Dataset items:
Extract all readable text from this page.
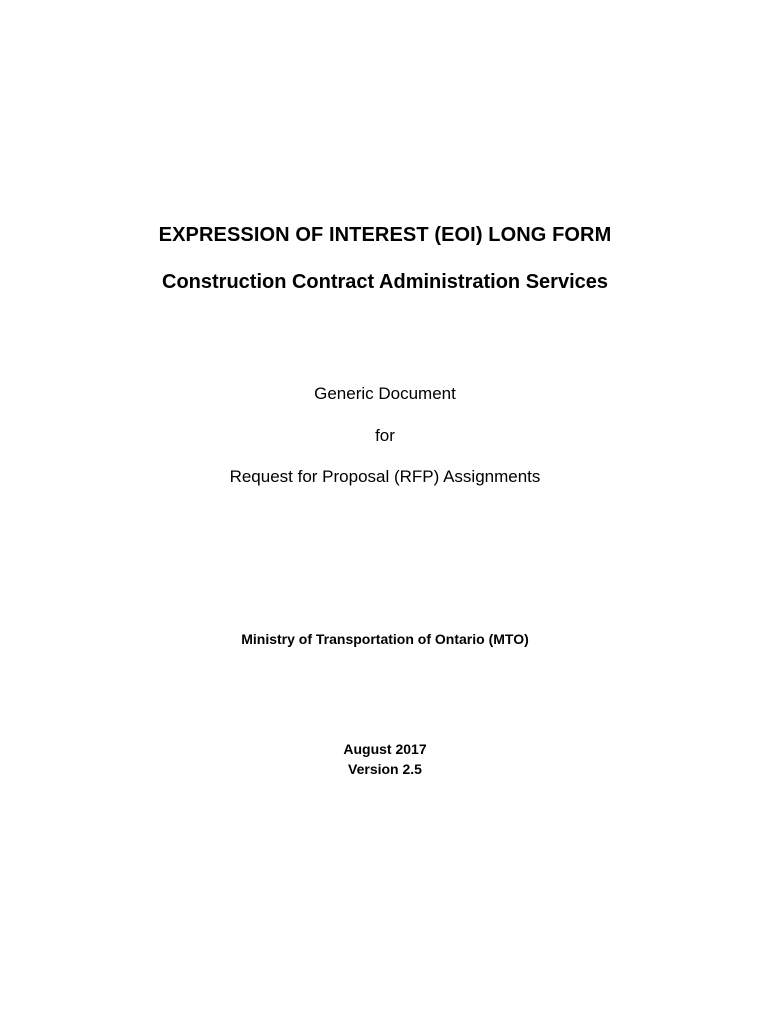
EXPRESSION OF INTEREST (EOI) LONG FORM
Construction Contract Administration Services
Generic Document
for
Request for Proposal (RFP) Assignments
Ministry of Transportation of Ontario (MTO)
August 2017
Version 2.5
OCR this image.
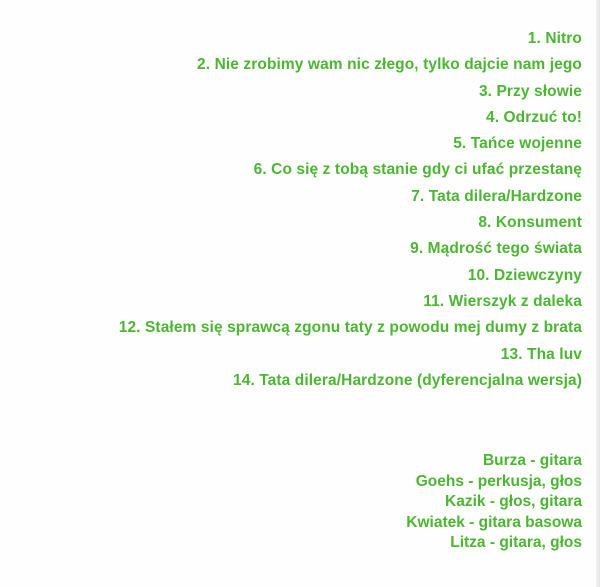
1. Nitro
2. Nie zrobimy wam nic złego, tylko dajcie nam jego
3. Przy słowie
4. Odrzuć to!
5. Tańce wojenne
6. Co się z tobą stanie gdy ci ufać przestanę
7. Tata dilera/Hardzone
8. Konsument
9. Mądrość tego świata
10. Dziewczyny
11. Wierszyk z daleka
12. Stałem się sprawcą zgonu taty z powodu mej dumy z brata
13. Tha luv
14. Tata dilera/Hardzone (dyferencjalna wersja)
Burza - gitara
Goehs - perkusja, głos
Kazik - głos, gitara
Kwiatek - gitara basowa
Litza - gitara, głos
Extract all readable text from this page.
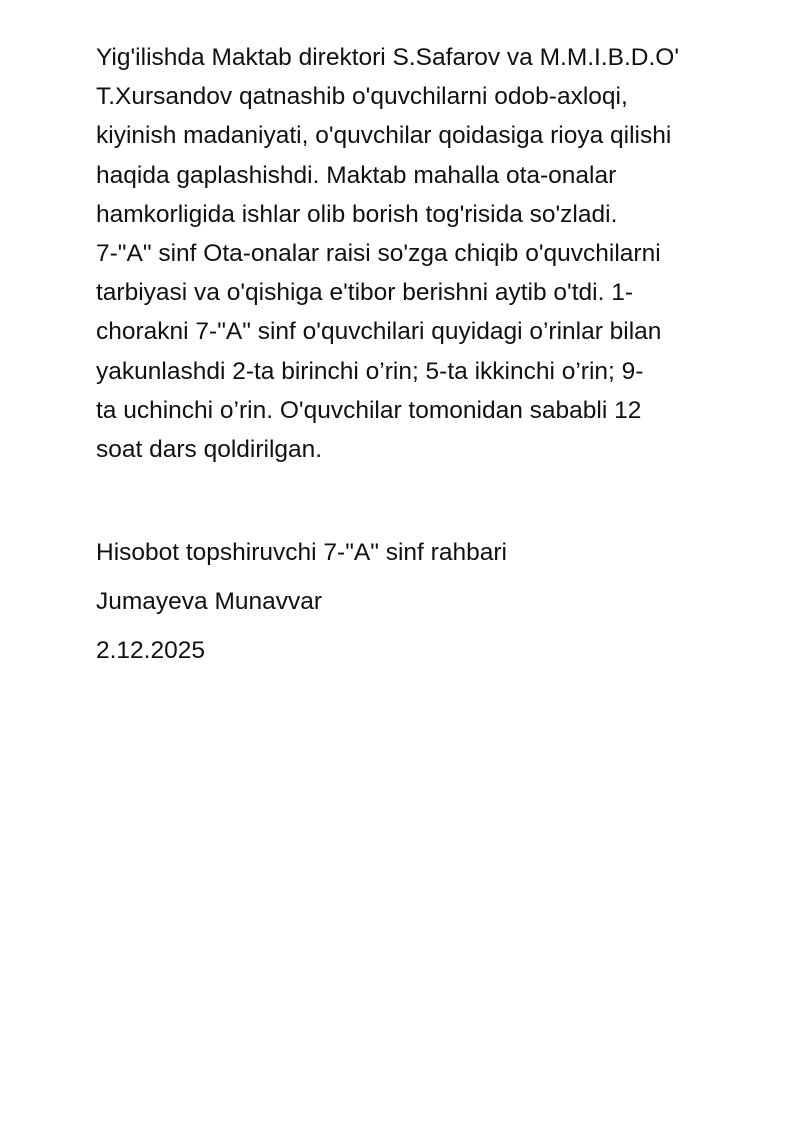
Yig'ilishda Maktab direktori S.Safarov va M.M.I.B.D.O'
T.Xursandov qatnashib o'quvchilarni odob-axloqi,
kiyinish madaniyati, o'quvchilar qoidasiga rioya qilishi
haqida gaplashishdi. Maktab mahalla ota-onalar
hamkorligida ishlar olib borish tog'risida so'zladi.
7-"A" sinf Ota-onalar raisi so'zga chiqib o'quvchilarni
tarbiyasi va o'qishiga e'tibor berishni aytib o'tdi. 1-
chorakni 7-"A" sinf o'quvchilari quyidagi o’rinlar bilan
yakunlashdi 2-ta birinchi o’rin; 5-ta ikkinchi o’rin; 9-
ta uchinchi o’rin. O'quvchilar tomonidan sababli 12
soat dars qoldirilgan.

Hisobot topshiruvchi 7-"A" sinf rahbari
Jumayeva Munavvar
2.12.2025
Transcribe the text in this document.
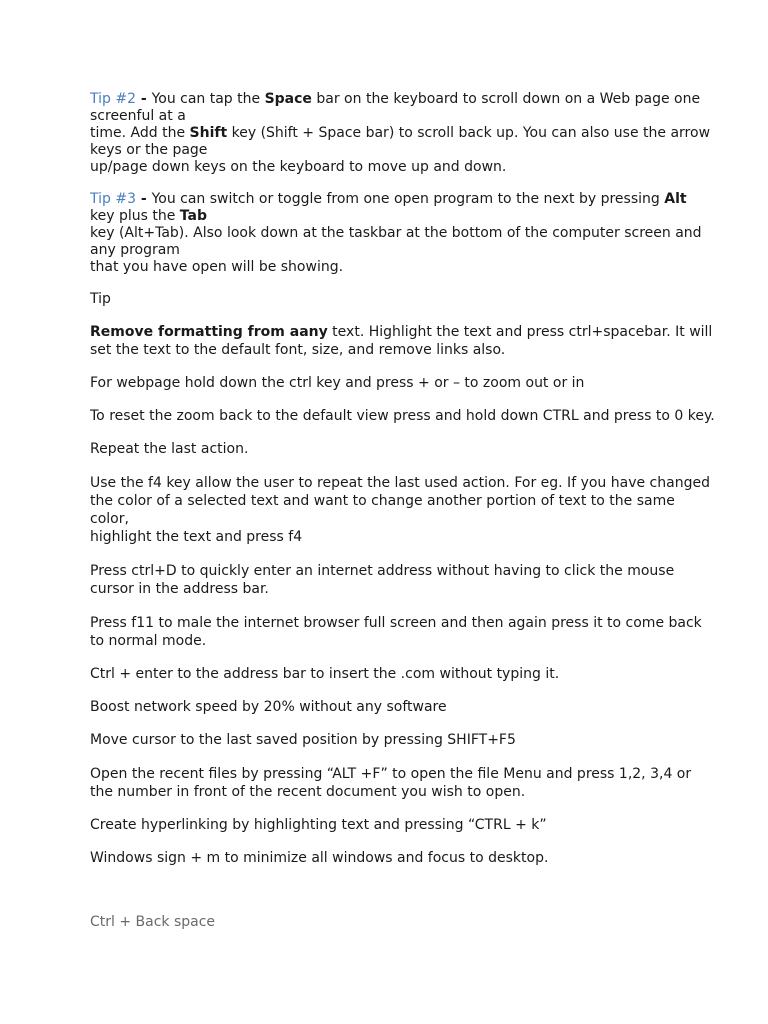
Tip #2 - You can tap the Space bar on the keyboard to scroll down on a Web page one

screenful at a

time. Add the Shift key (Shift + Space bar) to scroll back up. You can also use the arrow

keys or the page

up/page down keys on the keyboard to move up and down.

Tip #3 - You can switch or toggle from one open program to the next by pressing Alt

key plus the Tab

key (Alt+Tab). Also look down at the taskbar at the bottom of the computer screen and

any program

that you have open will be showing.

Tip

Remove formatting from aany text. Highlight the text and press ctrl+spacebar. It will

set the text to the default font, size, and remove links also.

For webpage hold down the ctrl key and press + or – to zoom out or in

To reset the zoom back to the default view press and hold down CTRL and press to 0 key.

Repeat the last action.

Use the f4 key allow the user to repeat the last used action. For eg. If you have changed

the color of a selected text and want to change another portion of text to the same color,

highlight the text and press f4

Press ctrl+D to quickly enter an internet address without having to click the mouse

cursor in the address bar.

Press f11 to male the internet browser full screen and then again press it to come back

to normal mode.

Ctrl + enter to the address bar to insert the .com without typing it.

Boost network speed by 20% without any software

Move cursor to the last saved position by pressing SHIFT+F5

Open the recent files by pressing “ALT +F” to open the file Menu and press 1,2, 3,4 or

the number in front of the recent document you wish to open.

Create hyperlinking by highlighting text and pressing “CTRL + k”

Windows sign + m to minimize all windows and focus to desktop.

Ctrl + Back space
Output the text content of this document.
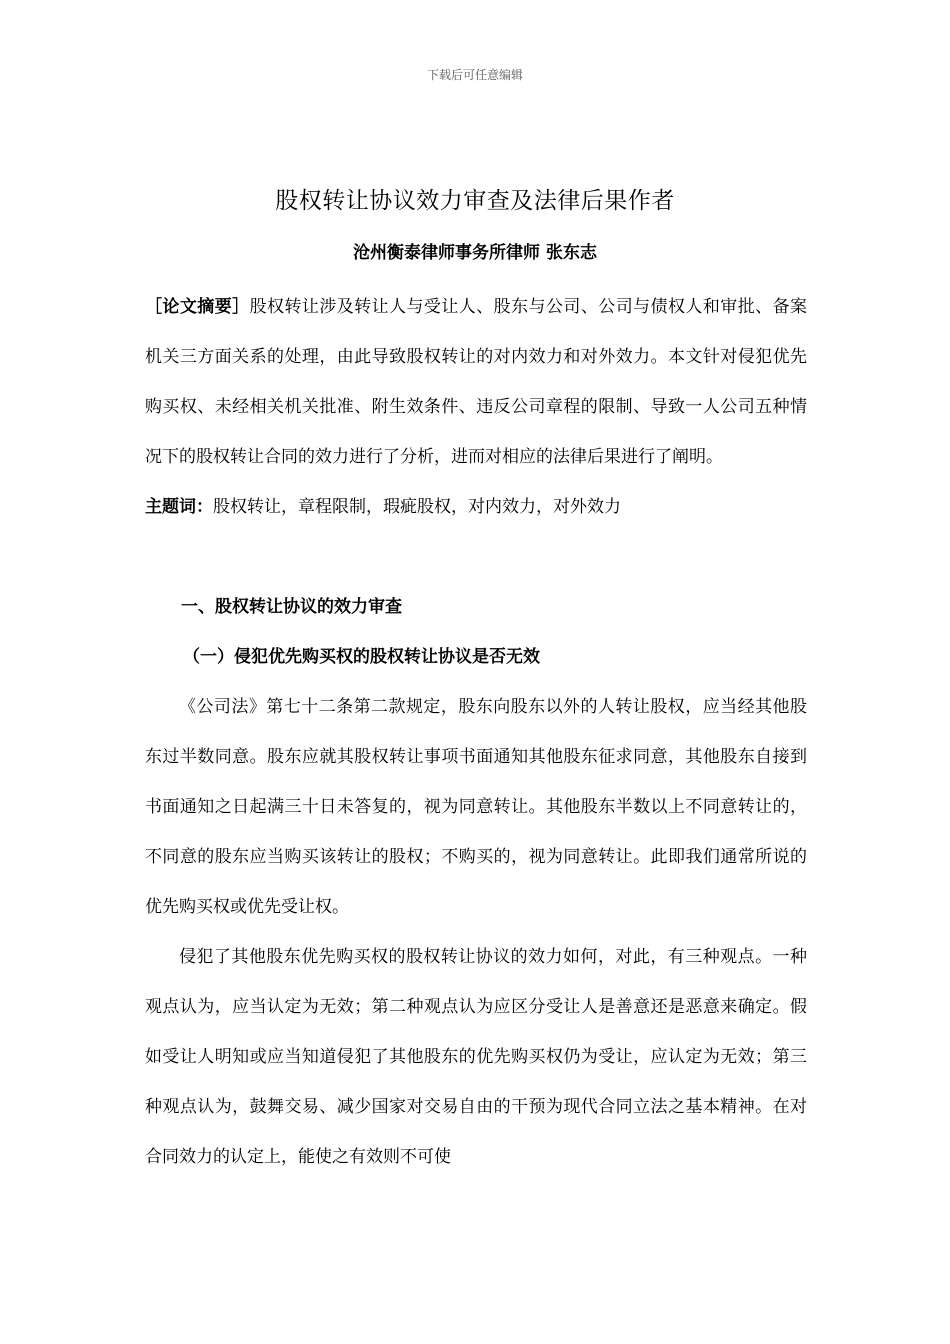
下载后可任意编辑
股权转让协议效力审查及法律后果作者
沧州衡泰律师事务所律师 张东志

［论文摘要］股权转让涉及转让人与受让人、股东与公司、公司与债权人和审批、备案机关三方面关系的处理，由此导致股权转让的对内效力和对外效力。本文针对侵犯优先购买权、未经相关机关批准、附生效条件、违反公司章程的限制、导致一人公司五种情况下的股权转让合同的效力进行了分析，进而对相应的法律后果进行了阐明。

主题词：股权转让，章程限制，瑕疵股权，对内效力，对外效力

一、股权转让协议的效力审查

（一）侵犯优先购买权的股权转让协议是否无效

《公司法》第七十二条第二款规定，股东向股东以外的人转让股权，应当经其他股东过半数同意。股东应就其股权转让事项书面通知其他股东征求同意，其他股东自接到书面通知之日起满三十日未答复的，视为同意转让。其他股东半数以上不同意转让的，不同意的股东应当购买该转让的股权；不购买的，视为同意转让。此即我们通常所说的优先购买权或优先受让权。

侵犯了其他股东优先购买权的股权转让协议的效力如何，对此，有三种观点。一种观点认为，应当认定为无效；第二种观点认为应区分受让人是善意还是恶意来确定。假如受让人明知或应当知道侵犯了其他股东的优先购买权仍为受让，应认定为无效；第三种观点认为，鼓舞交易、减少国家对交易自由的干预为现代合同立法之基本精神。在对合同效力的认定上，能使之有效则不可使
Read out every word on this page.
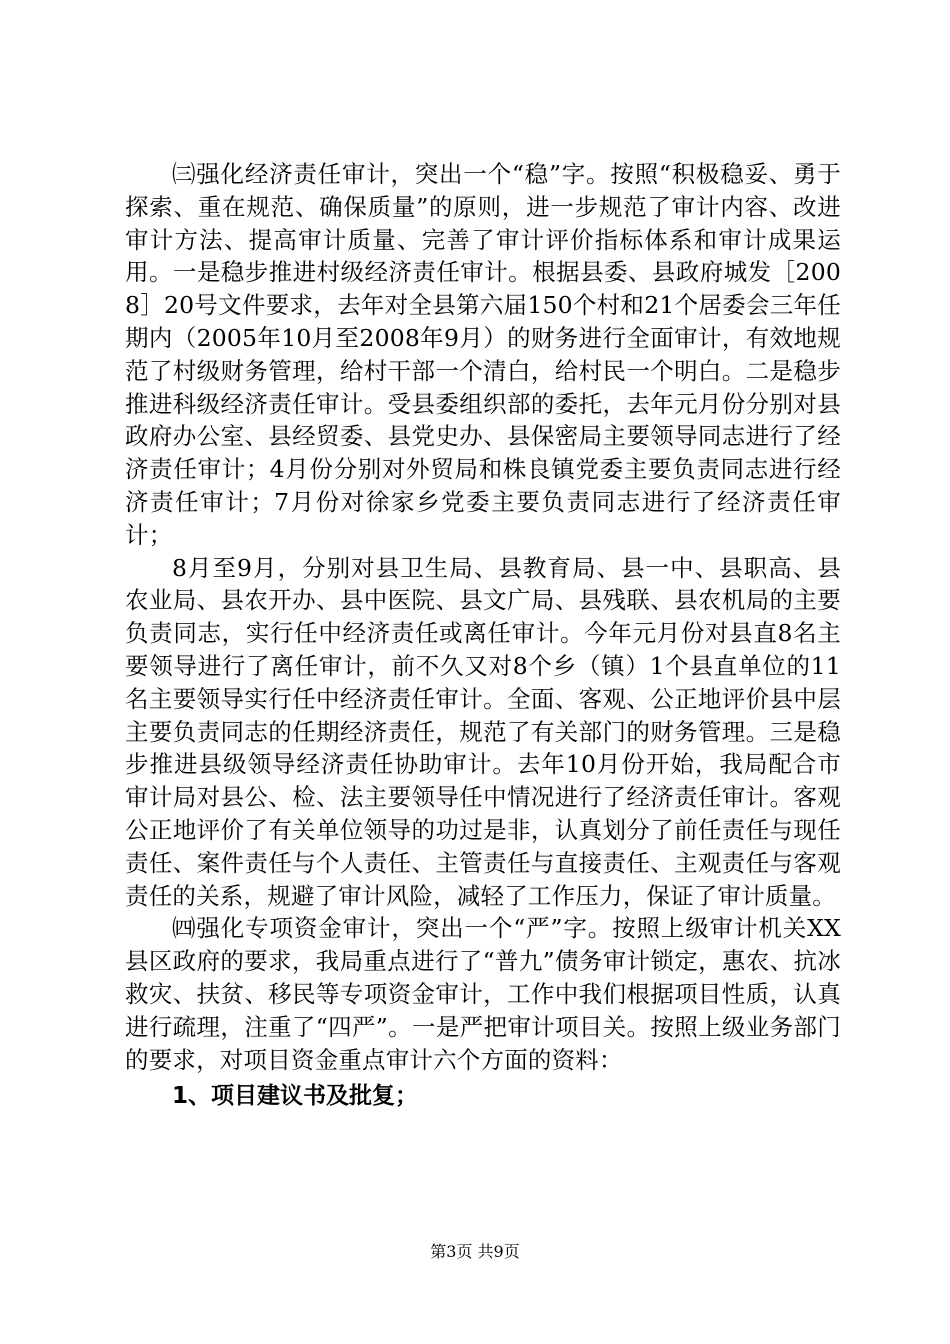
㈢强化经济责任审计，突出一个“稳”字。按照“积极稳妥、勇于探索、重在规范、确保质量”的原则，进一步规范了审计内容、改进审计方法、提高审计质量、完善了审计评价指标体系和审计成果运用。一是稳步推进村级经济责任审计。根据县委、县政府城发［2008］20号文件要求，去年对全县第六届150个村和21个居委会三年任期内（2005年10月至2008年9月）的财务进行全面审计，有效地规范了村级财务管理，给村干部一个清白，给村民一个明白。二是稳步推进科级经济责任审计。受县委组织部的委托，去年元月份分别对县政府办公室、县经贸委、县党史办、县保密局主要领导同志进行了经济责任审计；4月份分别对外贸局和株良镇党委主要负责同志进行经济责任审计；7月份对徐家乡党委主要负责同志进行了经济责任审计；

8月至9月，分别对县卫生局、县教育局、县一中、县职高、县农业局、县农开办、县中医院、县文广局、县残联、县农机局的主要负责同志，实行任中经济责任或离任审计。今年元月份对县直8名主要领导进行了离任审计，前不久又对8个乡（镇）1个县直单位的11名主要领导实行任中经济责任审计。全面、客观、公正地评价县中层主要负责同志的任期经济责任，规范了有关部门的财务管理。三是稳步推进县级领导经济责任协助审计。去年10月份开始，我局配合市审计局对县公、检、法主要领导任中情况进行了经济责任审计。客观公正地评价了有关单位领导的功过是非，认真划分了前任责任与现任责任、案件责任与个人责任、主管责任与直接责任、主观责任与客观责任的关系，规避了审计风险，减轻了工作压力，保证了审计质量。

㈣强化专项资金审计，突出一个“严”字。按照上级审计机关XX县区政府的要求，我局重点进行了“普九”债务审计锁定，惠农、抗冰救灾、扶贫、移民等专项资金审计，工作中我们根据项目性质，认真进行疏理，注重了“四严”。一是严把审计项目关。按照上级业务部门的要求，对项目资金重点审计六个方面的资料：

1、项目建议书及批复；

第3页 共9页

WHAT THIS TASK INVOLVES = Restate each entry word for word, leaving out any pictures.

ANSWER TO THE TASK =
Extract all readable text from this page.
EXPRESSION OF INTEREST (EOI) LONG FORM
Construction Contract Administration Services
Generic Document
for
Request for Proposal (RFP) Assignments
Ministry of Transportation of Ontario (MTO)
August 2017
Version 2.5
OCR this image.
1. Nitro
2. Nie zrobimy wam nic złego, tylko dajcie nam jego
3. Przy słowie
4. Odrzuć to!
5. Tańce wojenne
6. Co się z tobą stanie gdy ci ufać przestanę
7. Tata dilera/Hardzone
8. Konsument
9. Mądrość tego świata
10. Dziewczyny
11. Wierszyk z daleka
12. Stałem się sprawcą zgonu taty z powodu mej dumy z brata
13. Tha luv
14. Tata dilera/Hardzone (dyferencjalna wersja)
Burza - gitara
Goehs - perkusja, głos
Kazik - głos, gitara
Kwiatek - gitara basowa
Litza - gitara, głos
Extract all readable text from this page.
Yig'ilishda Maktab direktori S.Safarov va M.M.I.B.D.O'
T.Xursandov qatnashib o'quvchilarni odob-axloqi,
kiyinish madaniyati, o'quvchilar qoidasiga rioya qilishi
haqida gaplashishdi. Maktab mahalla ota-onalar
hamkorligida ishlar olib borish tog'risida so'zladi.
7-"A" sinf Ota-onalar raisi so'zga chiqib o'quvchilarni
tarbiyasi va o'qishiga e'tibor berishni aytib o'tdi. 1-
chorakni 7-"A" sinf o'quvchilari quyidagi o’rinlar bilan
yakunlashdi 2-ta birinchi o’rin; 5-ta ikkinchi o’rin; 9-
ta uchinchi o’rin. O'quvchilar tomonidan sababli 12
soat dars qoldirilgan.

Hisobot topshiruvchi 7-"A" sinf rahbari
Jumayeva Munavvar
2.12.2025
Transcribe the text in this document.
Tip #2 - You can tap the Space bar on the keyboard to scroll down on a Web page one

screenful at a

time. Add the Shift key (Shift + Space bar) to scroll back up. You can also use the arrow

keys or the page

up/page down keys on the keyboard to move up and down.

Tip #3 - You can switch or toggle from one open program to the next by pressing Alt

key plus the Tab

key (Alt+Tab). Also look down at the taskbar at the bottom of the computer screen and

any program

that you have open will be showing.

Tip

Remove formatting from aany text. Highlight the text and press ctrl+spacebar. It will

set the text to the default font, size, and remove links also.

For webpage hold down the ctrl key and press + or – to zoom out or in

To reset the zoom back to the default view press and hold down CTRL and press to 0 key.

Repeat the last action.

Use the f4 key allow the user to repeat the last used action. For eg. If you have changed

the color of a selected text and want to change another portion of text to the same color,

highlight the text and press f4

Press ctrl+D to quickly enter an internet address without having to click the mouse

cursor in the address bar.

Press f11 to male the internet browser full screen and then again press it to come back

to normal mode.

Ctrl + enter to the address bar to insert the .com without typing it.

Boost network speed by 20% without any software

Move cursor to the last saved position by pressing SHIFT+F5

Open the recent files by pressing “ALT +F” to open the file Menu and press 1,2, 3,4 or

the number in front of the recent document you wish to open.

Create hyperlinking by highlighting text and pressing “CTRL + k”

Windows sign + m to minimize all windows and focus to desktop.

Ctrl + Back space
Output the text content of this document.
下载后可任意编辑
股权转让协议效力审查及法律后果作者
沧州衡泰律师事务所律师 张东志

［论文摘要］股权转让涉及转让人与受让人、股东与公司、公司与债权人和审批、备案机关三方面关系的处理，由此导致股权转让的对内效力和对外效力。本文针对侵犯优先购买权、未经相关机关批准、附生效条件、违反公司章程的限制、导致一人公司五种情况下的股权转让合同的效力进行了分析，进而对相应的法律后果进行了阐明。

主题词：股权转让，章程限制，瑕疵股权，对内效力，对外效力

一、股权转让协议的效力审查

（一）侵犯优先购买权的股权转让协议是否无效

《公司法》第七十二条第二款规定，股东向股东以外的人转让股权，应当经其他股东过半数同意。股东应就其股权转让事项书面通知其他股东征求同意，其他股东自接到书面通知之日起满三十日未答复的，视为同意转让。其他股东半数以上不同意转让的，不同意的股东应当购买该转让的股权；不购买的，视为同意转让。此即我们通常所说的优先购买权或优先受让权。

侵犯了其他股东优先购买权的股权转让协议的效力如何，对此，有三种观点。一种观点认为，应当认定为无效；第二种观点认为应区分受让人是善意还是恶意来确定。假如受让人明知或应当知道侵犯了其他股东的优先购买权仍为受让，应认定为无效；第三种观点认为，鼓舞交易、减少国家对交易自由的干预为现代合同立法之基本精神。在对合同效力的认定上，能使之有效则不可使
Read out every word on this page.
㈢强化经济责任审计，突出一个“稳”字。按照“积极稳妥、勇于探索、重在规范、确保质量”的原则，进一步规范了审计内容、改进审计方法、提高审计质量、完善了审计评价指标体系和审计成果运用。一是稳步推进村级经济责任审计。根据县委、县政府城发［2008］20号文件要求，去年对全县第六届150个村和21个居委会三年任期内（2005年10月至2008年9月）的财务进行全面审计，有效地规范了村级财务管理，给村干部一个清白，给村民一个明白。二是稳步推进科级经济责任审计。受县委组织部的委托，去年元月份分别对县政府办公室、县经贸委、县党史办、县保密局主要领导同志进行了经济责任审计；4月份分别对外贸局和株良镇党委主要负责同志进行经济责任审计；7月份对徐家乡党委主要负责同志进行了经济责任审计；

8月至9月，分别对县卫生局、县教育局、县一中、县职高、县农业局、县农开办、县中医院、县文广局、县残联、县农机局的主要负责同志，实行任中经济责任或离任审计。今年元月份对县直8名主要领导进行了离任审计，前不久又对8个乡（镇）1个县直单位的11名主要领导实行任中经济责任审计。全面、客观、公正地评价县中层主要负责同志的任期经济责任，规范了有关部门的财务管理。三是稳步推进县级领导经济责任协助审计。去年10月份开始，我局配合市审计局对县公、检、法主要领导任中情况进行了经济责任审计。客观公正地评价了有关单位领导的功过是非，认真划分了前任责任与现任责任、案件责任与个人责任、主管责任与直接责任、主观责任与客观责任的关系，规避了审计风险，减轻了工作压力，保证了审计质量。

㈣强化专项资金审计，突出一个“严”字。按照上级审计机关XX县区政府的要求，我局重点进行了“普九”债务审计锁定，惠农、抗冰救灾、扶贫、移民等专项资金审计，工作中我们根据项目性质，认真进行疏理，注重了“四严”。一是严把审计项目关。按照上级业务部门的要求，对项目资金重点审计六个方面的资料：

1、项目建议书及批复；

第3页 共9页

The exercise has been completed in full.